◆ **Exercise objective**:
Copy out the entries in full and with complete accuracy; pictures are excluded.

◆ **Information supplied**:
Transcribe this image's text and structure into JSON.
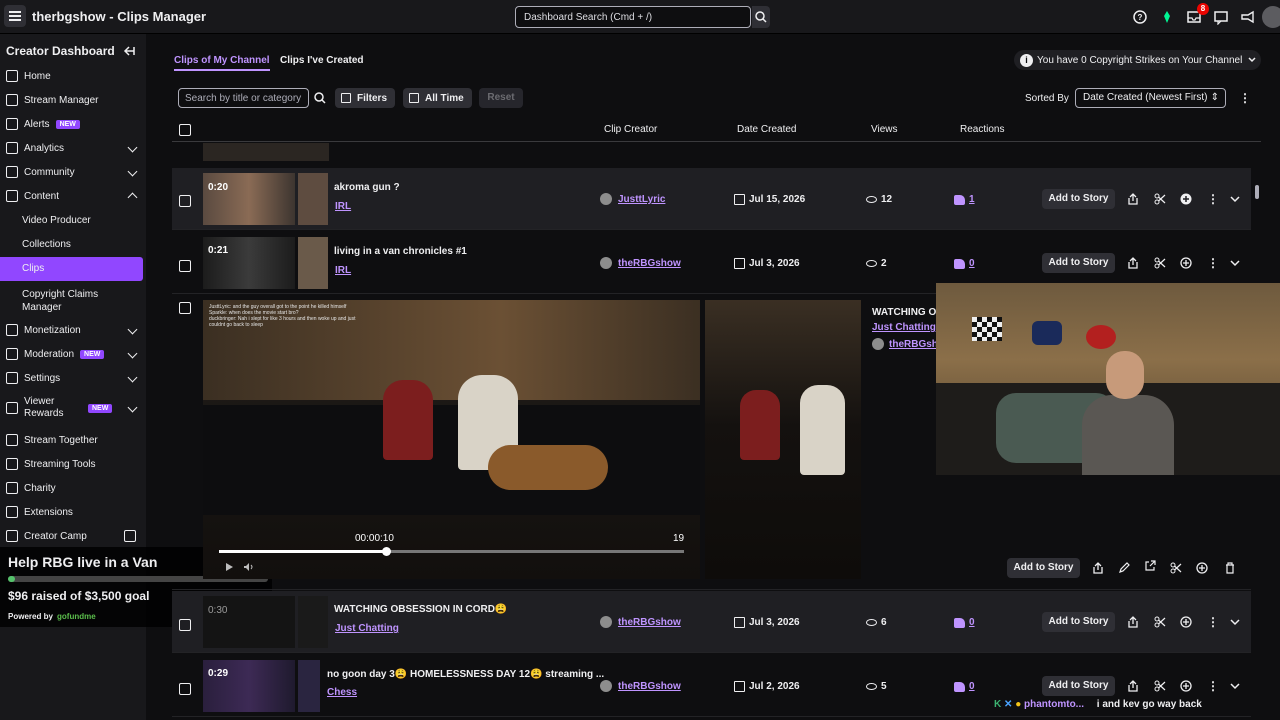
{
  "window": {
    "title": "therbgshow - Clips Manager"
  },
  "search": {
    "placeholder": "Dashboard Search (Cmd + /)"
  },
  "topbar": {
    "notification_count": "8"
  },
  "sidebar": {
    "header": "Creator Dashboard",
    "items": [
      {
        "label": "Home"
      },
      {
        "label": "Stream Manager"
      },
      {
        "label": "Alerts",
        "badge": "NEW"
      },
      {
        "label": "Analytics"
      },
      {
        "label": "Community"
      },
      {
        "label": "Content"
      },
      {
        "label": "Video Producer"
      },
      {
        "label": "Collections"
      },
      {
        "label": "Clips"
      },
      {
        "label": "Copyright Claims Manager"
      },
      {
        "label": "Monetization"
      },
      {
        "label": "Moderation",
        "badge": "NEW"
      },
      {
        "label": "Settings"
      },
      {
        "label": "Viewer Rewards",
        "badge": "NEW"
      },
      {
        "label": "Stream Together"
      },
      {
        "label": "Streaming Tools"
      },
      {
        "label": "Charity"
      },
      {
        "label": "Extensions"
      },
      {
        "label": "Creator Camp"
      }
    ]
  },
  "fundraiser": {
    "title": "Help RBG live in a Van",
    "raised": "$96 raised of $3,500 goal",
    "progress_fraction": 0.027,
    "powered_label": "Powered by",
    "powered_brand": "gofundme"
  },
  "tabs": [
    {
      "label": "Clips of My Channel"
    },
    {
      "label": "Clips I've Created"
    }
  ],
  "copyright": {
    "text": "You have 0 Copyright Strikes on Your Channel"
  },
  "toolbar": {
    "search_placeholder": "Search by title or category",
    "filters_label": "Filters",
    "time_label": "All Time",
    "reset_label": "Reset",
    "sorted_by_label": "Sorted By",
    "sort_value": "Date Created (Newest First)"
  },
  "columns": {
    "creator": "Clip Creator",
    "date": "Date Created",
    "views": "Views",
    "reactions": "Reactions"
  },
  "rows": [
    {
      "duration": "0:20",
      "title": "akroma gun ?",
      "category": "IRL",
      "creator": "JusttLyric",
      "date": "Jul 15, 2026",
      "views": "12",
      "reactions": "1",
      "story": "Add to Story"
    },
    {
      "duration": "0:21",
      "title": "living in a van chronicles #1",
      "category": "IRL",
      "creator": "theRBGshow",
      "date": "Jul 3, 2026",
      "views": "2",
      "reactions": "0",
      "story": "Add to Story"
    },
    {
      "duration": "0:30",
      "title": "WATCHING OBSESSION IN CORD😩",
      "category": "Just Chatting",
      "creator": "theRBGshow",
      "date": "Jul 3, 2026",
      "views": "6",
      "reactions": "0",
      "story": "Add to Story"
    },
    {
      "duration": "0:29",
      "title": "no goon day 3😩 HOMELESSNESS DAY 12😩 streaming ...",
      "category": "Chess",
      "creator": "theRBGshow",
      "date": "Jul 2, 2026",
      "views": "5",
      "reactions": "0",
      "story": "Add to Story"
    }
  ],
  "expanded": {
    "title": "WATCHING OB",
    "category": "Just Chatting",
    "creator": "theRBGsho",
    "position": "00:00:10",
    "end": "19",
    "progress_fraction": 0.36,
    "story": "Add to Story"
  },
  "chat_overlay": {
    "lines": [
      "JusttLyric: and the guy overall got to the point he killed himself",
      "Sparkle: when does the movie start bro?",
      "duckbringer: Nah i slept for like 3 hours and then woke up and just couldnt go back to sleep"
    ]
  },
  "stream_chat": {
    "user": "phantomto...",
    "message": "i and kev go way back"
  },
  "colors": {
    "accent": "#9147ff",
    "accent_text": "#bf94ff",
    "background": "#0e0e10",
    "panel": "#18181b"
  }
}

◆ **Written answer**:
Transcribe this image's text and structure into JSON.
{
  "window": {
    "title": "therbgshow - Clips Manager"
  },
  "search": {
    "placeholder": "Dashboard Search (Cmd + /)"
  },
  "topbar": {
    "notification_count": "8"
  },
  "sidebar": {
    "header": "Creator Dashboard",
    "items": [
      {
        "label": "Home"
      },
      {
        "label": "Stream Manager"
      },
      {
        "label": "Alerts",
        "badge": "NEW"
      },
      {
        "label": "Analytics"
      },
      {
        "label": "Community"
      },
      {
        "label": "Content"
      },
      {
        "label": "Video Producer"
      },
      {
        "label": "Collections"
      },
      {
        "label": "Clips"
      },
      {
        "label": "Copyright Claims Manager"
      },
      {
        "label": "Monetization"
      },
      {
        "label": "Moderation",
        "badge": "NEW"
      },
      {
        "label": "Settings"
      },
      {
        "label": "Viewer Rewards",
        "badge": "NEW"
      },
      {
        "label": "Stream Together"
      },
      {
        "label": "Streaming Tools"
      },
      {
        "label": "Charity"
      },
      {
        "label": "Extensions"
      },
      {
        "label": "Creator Camp"
      }
    ]
  },
  "fundraiser": {
    "title": "Help RBG live in a Van",
    "raised": "$96 raised of $3,500 goal",
    "progress_fraction": 0.027,
    "powered_label": "Powered by",
    "powered_brand": "gofundme"
  },
  "tabs": [
    {
      "label": "Clips of My Channel"
    },
    {
      "label": "Clips I've Created"
    }
  ],
  "copyright": {
    "text": "You have 0 Copyright Strikes on Your Channel"
  },
  "toolbar": {
    "search_placeholder": "Search by title or category",
    "filters_label": "Filters",
    "time_label": "All Time",
    "reset_label": "Reset",
    "sorted_by_label": "Sorted By",
    "sort_value": "Date Created (Newest First)"
  },
  "columns": {
    "creator": "Clip Creator",
    "date": "Date Created",
    "views": "Views",
    "reactions": "Reactions"
  },
  "rows": [
    {
      "duration": "0:20",
      "title": "akroma gun ?",
      "category": "IRL",
      "creator": "JusttLyric",
      "date": "Jul 15, 2026",
      "views": "12",
      "reactions": "1",
      "story": "Add to Story"
    },
    {
      "duration": "0:21",
      "title": "living in a van chronicles #1",
      "category": "IRL",
      "creator": "theRBGshow",
      "date": "Jul 3, 2026",
      "views": "2",
      "reactions": "0",
      "story": "Add to Story"
    },
    {
      "duration": "0:30",
      "title": "WATCHING OBSESSION IN CORD😩",
      "category": "Just Chatting",
      "creator": "theRBGshow",
      "date": "Jul 3, 2026",
      "views": "6",
      "reactions": "0",
      "story": "Add to Story"
    },
    {
      "duration": "0:29",
      "title": "no goon day 3😩 HOMELESSNESS DAY 12😩 streaming ...",
      "category": "Chess",
      "creator": "theRBGshow",
      "date": "Jul 2, 2026",
      "views": "5",
      "reactions": "0",
      "story": "Add to Story"
    }
  ],
  "expanded": {
    "title": "WATCHING OB",
    "category": "Just Chatting",
    "creator": "theRBGsho",
    "position": "00:00:10",
    "end": "19",
    "progress_fraction": 0.36,
    "story": "Add to Story"
  },
  "chat_overlay": {
    "lines": [
      "JusttLyric: and the guy overall got to the point he killed himself",
      "Sparkle: when does the movie start bro?",
      "duckbringer: Nah i slept for like 3 hours and then woke up and just couldnt go back to sleep"
    ]
  },
  "stream_chat": {
    "user": "phantomto...",
    "message": "i and kev go way back"
  },
  "colors": {
    "accent": "#9147ff",
    "accent_text": "#bf94ff",
    "background": "#0e0e10",
    "panel": "#18181b"
  }
}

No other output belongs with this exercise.